→ Dataset records

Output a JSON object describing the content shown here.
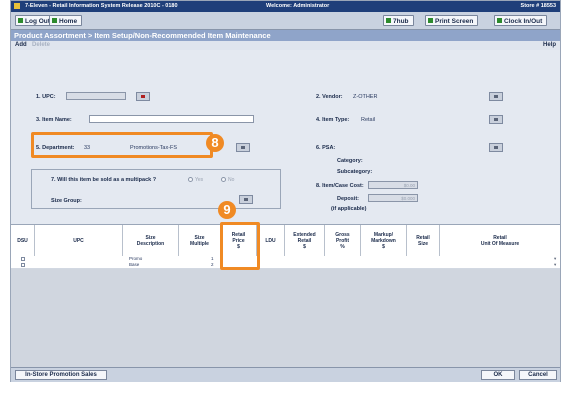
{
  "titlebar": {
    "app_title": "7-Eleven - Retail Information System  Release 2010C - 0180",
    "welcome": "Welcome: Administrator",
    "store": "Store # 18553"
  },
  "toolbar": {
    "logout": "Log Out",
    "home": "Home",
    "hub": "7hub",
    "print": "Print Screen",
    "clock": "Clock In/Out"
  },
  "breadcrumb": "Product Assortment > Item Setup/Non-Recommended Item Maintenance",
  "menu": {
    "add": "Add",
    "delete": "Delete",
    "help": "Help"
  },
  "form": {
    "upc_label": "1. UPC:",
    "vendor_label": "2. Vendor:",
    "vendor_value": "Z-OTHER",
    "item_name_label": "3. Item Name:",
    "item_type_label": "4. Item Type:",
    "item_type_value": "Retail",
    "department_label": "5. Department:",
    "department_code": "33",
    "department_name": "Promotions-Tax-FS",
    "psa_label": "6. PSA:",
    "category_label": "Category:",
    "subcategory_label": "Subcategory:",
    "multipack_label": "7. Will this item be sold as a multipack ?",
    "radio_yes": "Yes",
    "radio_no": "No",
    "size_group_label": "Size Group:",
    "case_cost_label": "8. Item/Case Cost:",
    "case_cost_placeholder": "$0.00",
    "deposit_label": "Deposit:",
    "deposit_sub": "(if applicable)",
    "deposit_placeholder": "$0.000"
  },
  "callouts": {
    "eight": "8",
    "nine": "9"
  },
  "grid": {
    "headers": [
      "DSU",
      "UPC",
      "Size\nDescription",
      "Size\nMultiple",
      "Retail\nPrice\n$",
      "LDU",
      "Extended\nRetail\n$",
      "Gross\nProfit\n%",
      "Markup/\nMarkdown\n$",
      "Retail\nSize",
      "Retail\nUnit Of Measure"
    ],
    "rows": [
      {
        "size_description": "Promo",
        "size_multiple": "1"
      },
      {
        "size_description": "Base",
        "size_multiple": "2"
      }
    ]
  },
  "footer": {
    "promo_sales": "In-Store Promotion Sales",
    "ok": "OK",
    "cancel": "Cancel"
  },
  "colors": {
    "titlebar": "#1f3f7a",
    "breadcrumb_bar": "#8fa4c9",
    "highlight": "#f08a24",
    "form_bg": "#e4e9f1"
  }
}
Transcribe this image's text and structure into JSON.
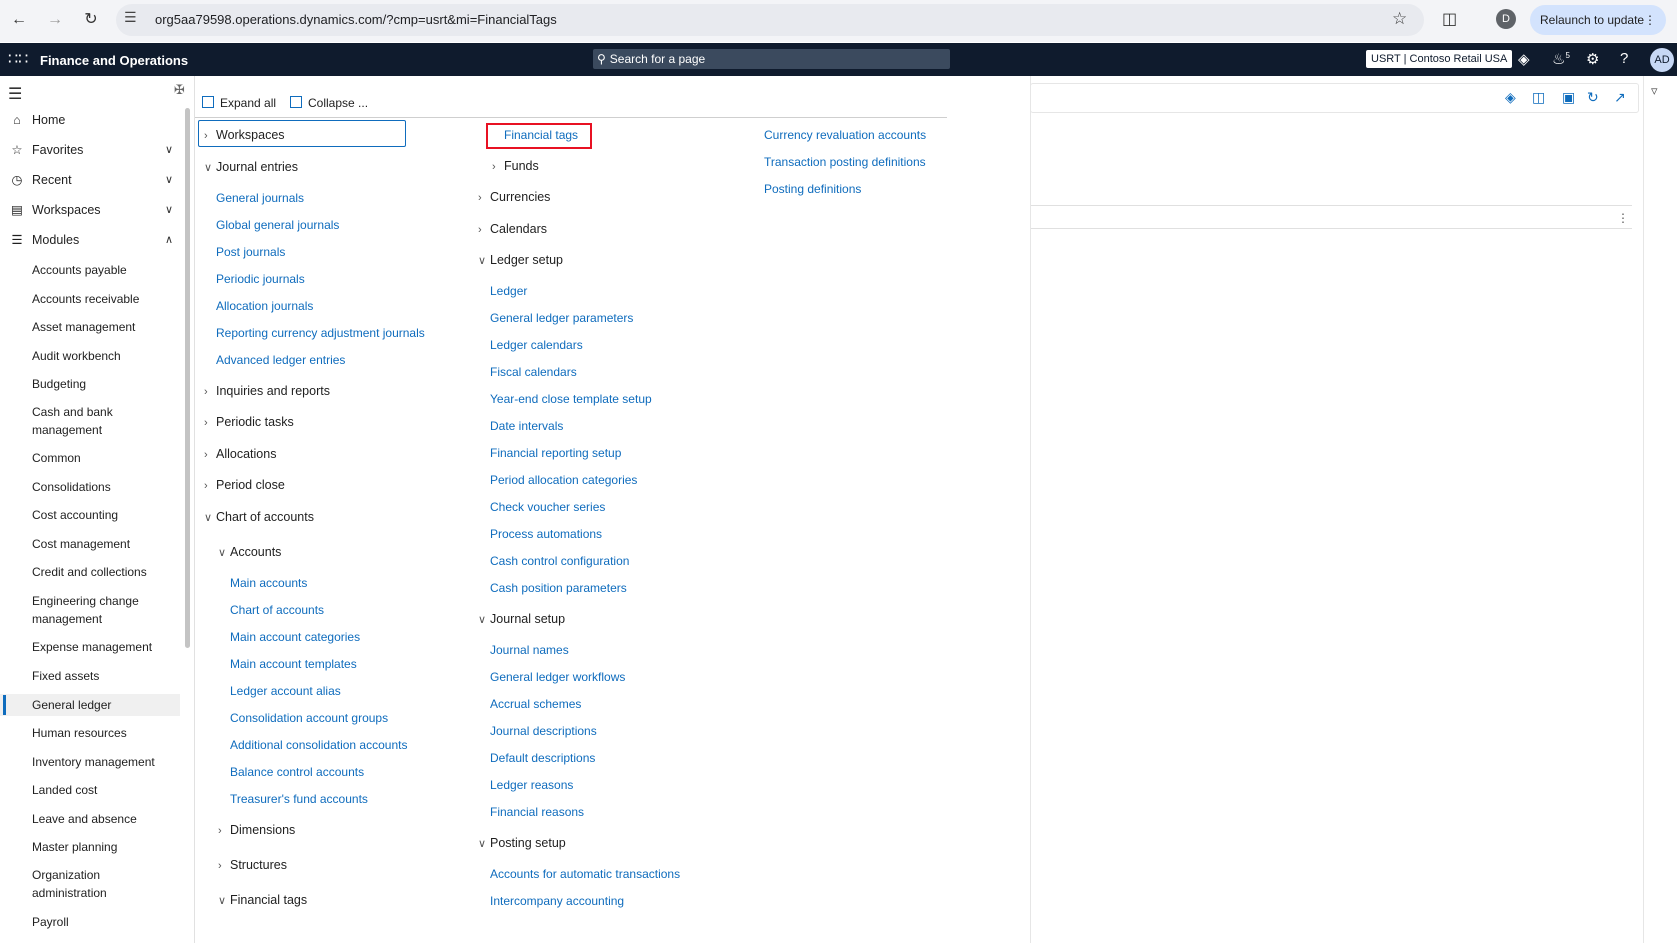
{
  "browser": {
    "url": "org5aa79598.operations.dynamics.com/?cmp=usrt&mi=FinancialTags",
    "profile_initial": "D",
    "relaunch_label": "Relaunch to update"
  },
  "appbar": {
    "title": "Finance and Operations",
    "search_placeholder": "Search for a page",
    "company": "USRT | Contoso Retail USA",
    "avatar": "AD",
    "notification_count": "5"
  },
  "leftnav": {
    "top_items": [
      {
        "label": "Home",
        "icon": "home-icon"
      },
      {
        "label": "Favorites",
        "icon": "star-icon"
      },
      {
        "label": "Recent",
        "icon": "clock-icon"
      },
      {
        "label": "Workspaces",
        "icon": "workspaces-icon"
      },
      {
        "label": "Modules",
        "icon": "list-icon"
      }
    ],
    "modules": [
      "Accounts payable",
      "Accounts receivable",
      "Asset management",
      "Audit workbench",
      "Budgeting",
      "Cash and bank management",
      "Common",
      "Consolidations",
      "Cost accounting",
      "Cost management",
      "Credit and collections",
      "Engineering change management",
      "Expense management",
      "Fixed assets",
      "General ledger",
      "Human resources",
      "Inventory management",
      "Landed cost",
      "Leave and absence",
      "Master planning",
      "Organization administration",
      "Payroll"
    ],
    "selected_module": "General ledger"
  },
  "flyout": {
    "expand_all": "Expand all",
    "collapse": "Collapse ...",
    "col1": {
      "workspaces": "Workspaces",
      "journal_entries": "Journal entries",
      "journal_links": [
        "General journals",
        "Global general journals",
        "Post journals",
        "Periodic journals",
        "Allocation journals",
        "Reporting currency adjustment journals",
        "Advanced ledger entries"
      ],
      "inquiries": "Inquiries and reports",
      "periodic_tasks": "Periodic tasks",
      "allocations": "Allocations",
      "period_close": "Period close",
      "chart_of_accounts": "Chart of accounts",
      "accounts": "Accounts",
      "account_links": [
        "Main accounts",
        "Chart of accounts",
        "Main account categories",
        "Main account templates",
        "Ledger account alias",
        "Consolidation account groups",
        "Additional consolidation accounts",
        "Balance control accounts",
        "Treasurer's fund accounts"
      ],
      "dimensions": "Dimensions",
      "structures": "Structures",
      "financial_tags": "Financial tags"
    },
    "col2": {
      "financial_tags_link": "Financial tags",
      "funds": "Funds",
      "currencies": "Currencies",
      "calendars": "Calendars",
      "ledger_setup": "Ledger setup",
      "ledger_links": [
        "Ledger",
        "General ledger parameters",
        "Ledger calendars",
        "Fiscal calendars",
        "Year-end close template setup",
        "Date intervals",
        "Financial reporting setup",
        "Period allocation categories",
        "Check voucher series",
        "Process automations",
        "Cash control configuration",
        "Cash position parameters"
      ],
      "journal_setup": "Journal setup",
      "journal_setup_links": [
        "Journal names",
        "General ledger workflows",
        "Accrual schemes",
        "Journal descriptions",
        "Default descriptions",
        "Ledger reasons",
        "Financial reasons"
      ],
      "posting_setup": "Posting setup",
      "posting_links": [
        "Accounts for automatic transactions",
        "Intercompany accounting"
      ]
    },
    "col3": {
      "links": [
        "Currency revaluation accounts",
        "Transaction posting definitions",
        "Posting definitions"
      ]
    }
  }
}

--

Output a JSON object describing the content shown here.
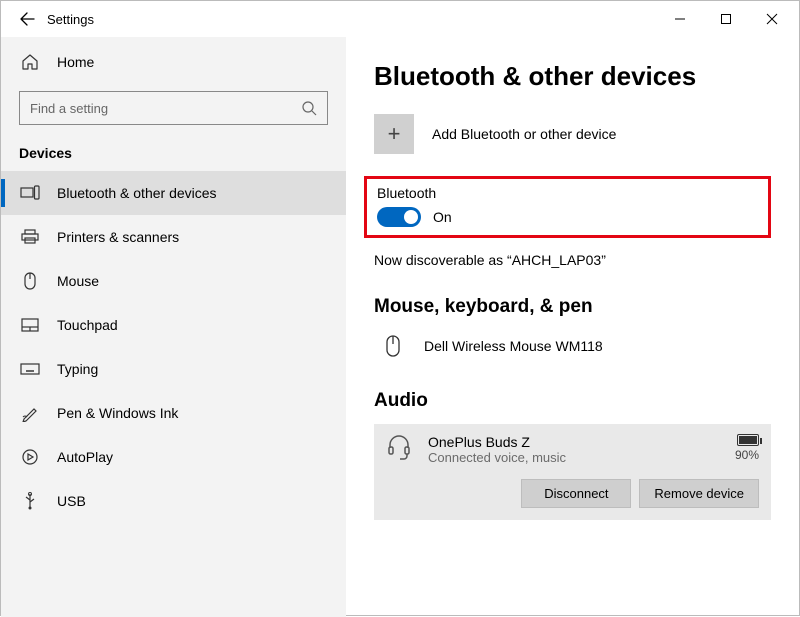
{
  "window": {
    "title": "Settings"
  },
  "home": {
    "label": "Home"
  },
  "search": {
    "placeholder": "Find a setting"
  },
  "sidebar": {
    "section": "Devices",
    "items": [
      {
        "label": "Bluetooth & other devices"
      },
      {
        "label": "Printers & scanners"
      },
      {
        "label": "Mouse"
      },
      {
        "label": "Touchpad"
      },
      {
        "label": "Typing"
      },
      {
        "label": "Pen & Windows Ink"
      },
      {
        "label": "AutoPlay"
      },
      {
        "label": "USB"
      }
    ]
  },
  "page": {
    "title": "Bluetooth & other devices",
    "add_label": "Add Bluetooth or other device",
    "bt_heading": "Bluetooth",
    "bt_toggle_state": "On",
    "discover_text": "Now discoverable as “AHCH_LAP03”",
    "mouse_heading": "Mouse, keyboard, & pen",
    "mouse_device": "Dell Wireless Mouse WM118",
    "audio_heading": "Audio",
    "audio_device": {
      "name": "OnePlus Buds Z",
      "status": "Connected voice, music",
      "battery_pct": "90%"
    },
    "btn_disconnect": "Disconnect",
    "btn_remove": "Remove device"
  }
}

--

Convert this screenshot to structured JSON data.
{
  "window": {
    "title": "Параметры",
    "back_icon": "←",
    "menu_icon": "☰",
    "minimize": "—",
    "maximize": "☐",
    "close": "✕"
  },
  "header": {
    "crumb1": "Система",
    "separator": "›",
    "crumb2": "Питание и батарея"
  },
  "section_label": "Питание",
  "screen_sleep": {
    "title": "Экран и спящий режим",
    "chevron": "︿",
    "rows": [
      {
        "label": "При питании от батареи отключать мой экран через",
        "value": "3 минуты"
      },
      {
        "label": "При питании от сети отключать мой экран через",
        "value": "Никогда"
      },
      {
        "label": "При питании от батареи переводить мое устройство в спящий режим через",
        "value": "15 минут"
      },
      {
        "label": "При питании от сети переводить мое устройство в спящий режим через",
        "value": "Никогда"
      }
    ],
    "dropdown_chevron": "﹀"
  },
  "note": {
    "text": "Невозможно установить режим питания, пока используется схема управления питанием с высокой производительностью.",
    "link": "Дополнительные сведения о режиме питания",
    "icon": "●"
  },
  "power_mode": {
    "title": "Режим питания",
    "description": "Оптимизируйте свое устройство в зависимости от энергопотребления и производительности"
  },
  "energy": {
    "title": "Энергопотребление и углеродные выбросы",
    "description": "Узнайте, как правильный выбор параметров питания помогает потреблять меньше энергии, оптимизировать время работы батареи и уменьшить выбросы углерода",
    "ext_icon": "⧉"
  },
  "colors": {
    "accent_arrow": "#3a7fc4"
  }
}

→ Task to carry out
Gather and copy every line of the data in which the string "Store" is found.

→ Output below
    "store": "Store # 18553"
    "promo_sales": "In-Store Promotion Sales",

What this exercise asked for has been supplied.